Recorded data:
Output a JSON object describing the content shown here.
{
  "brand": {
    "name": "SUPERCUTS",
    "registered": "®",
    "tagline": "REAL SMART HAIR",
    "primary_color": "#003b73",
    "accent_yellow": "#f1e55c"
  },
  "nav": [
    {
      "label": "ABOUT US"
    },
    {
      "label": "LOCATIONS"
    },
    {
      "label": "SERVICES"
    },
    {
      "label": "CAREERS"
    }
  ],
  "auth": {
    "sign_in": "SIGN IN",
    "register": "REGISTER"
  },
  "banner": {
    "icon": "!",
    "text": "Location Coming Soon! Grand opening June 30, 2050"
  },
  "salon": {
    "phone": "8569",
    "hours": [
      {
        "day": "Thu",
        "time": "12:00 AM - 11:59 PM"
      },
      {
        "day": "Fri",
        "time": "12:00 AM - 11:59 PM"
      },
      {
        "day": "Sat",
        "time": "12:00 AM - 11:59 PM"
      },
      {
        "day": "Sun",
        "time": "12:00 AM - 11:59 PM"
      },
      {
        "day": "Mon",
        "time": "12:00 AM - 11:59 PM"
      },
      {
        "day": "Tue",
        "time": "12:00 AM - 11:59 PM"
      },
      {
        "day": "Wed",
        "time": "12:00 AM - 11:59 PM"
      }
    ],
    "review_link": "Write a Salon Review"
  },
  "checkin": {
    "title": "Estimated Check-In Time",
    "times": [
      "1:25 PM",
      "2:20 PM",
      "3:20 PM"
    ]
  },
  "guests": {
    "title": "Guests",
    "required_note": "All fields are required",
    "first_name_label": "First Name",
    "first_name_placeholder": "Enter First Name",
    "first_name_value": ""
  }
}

Problem ▸ Search the entries for the word "title", then gather every line that has it.

Exercise response ▸
    "title": "Estimated Check-In Time",
    "title": "Guests",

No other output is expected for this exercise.